BEGIN WORKING DATA

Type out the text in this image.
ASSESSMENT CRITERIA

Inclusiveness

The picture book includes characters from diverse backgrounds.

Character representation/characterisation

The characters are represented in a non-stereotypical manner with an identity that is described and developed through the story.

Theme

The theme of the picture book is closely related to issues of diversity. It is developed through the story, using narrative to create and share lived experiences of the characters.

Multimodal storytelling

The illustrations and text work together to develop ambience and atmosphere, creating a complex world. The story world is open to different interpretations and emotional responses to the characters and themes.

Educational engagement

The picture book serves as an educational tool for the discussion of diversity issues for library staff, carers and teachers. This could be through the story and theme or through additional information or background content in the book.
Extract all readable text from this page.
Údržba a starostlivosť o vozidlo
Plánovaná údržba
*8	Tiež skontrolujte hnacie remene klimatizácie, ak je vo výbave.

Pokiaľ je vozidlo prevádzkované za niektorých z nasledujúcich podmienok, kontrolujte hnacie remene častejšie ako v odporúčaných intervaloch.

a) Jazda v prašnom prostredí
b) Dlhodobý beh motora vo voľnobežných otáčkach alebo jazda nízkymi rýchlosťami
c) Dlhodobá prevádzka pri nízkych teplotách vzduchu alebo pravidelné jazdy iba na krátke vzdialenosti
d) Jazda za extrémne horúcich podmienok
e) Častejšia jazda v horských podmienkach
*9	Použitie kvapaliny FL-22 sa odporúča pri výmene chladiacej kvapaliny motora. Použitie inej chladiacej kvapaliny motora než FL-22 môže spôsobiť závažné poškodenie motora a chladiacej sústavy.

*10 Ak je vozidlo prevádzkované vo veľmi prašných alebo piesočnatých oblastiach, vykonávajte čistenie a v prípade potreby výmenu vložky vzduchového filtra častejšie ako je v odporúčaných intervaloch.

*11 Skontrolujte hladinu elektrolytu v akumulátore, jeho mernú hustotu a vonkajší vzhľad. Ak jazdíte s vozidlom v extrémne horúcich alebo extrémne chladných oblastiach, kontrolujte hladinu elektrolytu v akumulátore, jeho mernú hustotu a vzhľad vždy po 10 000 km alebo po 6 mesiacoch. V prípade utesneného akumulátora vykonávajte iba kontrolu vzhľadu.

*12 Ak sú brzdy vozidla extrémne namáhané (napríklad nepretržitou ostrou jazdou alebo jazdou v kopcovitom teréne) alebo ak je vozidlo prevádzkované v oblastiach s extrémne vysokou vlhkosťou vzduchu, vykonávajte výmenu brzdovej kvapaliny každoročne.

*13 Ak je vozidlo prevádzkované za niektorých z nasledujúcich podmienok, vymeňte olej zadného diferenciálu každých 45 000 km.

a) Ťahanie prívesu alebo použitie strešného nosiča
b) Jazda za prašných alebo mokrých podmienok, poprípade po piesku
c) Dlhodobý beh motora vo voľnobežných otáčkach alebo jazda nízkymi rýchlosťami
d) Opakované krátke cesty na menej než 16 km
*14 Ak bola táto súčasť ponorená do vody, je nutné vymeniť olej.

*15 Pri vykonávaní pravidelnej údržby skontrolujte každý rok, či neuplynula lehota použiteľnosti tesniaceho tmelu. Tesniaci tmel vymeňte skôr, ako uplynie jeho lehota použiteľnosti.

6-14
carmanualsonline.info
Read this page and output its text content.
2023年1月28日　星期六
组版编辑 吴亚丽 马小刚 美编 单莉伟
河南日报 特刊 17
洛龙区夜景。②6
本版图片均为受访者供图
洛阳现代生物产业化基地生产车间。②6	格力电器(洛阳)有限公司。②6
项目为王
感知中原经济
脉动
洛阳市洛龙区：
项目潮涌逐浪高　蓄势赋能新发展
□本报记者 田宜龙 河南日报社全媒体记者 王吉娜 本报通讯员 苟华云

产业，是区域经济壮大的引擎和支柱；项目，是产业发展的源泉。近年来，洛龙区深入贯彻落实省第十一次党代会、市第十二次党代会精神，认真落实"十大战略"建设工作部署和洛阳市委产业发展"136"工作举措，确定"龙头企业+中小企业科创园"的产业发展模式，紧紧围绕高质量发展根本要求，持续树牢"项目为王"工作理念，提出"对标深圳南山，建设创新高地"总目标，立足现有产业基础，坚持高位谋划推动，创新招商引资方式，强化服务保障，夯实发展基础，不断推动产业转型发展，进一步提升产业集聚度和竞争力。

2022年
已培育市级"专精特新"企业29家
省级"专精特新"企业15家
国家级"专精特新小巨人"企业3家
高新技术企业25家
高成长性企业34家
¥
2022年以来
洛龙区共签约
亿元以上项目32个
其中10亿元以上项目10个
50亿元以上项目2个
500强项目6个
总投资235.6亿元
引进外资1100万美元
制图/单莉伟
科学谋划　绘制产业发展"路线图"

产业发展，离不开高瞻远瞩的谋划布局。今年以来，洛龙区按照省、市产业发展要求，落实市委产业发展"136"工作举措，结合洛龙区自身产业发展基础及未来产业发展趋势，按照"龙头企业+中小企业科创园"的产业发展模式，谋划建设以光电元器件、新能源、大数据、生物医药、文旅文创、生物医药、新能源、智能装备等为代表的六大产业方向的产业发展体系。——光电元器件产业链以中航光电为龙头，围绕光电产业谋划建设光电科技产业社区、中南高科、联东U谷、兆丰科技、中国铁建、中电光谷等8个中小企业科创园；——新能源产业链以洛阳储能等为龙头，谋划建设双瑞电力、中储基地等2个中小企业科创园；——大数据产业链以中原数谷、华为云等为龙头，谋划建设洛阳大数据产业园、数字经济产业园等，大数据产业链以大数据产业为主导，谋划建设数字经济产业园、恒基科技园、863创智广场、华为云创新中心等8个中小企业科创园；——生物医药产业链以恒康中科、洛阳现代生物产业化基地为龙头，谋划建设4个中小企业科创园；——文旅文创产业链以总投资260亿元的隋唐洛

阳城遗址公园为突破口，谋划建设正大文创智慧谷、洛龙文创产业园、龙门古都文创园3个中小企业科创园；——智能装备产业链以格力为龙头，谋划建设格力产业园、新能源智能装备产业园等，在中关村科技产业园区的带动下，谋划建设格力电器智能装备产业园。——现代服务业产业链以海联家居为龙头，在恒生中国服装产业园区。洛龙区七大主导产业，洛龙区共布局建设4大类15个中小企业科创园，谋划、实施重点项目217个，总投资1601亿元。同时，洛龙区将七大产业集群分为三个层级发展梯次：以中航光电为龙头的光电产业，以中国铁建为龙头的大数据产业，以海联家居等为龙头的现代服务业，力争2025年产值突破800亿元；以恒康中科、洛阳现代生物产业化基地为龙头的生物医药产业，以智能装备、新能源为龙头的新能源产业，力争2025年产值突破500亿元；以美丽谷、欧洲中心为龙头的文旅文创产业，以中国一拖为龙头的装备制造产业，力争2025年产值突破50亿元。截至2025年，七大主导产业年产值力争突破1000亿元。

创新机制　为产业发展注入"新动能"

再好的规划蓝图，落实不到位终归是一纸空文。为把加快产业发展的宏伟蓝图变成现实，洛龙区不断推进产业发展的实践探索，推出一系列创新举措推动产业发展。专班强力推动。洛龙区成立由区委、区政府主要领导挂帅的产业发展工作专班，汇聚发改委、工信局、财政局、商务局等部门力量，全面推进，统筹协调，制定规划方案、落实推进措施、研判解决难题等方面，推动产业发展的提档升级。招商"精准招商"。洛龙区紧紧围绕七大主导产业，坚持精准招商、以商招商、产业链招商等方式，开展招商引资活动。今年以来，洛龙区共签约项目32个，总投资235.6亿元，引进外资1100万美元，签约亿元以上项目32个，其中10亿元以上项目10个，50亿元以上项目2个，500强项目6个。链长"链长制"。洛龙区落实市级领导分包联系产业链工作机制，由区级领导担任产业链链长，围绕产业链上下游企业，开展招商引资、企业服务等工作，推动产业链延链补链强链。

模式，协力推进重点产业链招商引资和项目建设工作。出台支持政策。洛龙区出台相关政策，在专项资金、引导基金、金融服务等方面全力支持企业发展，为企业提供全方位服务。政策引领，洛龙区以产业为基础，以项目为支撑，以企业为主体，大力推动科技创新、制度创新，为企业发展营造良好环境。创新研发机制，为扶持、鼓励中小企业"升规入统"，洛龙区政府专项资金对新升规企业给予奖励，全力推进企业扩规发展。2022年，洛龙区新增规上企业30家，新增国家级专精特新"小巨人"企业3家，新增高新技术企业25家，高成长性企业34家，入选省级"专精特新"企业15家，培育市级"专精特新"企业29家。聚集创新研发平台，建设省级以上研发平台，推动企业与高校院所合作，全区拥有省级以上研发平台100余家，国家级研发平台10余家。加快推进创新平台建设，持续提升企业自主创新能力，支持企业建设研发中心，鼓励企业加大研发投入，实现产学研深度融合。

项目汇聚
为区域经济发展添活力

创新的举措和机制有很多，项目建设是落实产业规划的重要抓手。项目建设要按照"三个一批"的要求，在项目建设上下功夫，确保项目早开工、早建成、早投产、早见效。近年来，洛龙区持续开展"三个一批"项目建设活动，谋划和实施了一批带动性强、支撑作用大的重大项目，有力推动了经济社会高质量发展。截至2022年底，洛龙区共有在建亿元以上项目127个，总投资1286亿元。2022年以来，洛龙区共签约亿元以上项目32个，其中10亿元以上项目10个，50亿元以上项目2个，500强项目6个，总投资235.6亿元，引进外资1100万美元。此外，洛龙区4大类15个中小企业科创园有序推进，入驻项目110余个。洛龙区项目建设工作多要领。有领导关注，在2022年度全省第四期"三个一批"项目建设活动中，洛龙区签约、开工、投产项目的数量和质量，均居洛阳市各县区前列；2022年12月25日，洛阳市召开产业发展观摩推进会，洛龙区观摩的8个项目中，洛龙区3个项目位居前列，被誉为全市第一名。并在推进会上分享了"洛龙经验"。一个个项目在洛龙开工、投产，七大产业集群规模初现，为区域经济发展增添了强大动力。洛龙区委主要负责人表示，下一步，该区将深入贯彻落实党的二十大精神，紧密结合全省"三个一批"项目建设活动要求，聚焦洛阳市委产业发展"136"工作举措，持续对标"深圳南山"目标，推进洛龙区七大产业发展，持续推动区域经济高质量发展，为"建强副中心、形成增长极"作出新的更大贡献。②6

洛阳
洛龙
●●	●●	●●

END WORKING DATA

DO THIS
Identify the lines in the records above that contain the word "龙头企业", then state how many there are and nothing more.

PROBLEM SOLUTION
2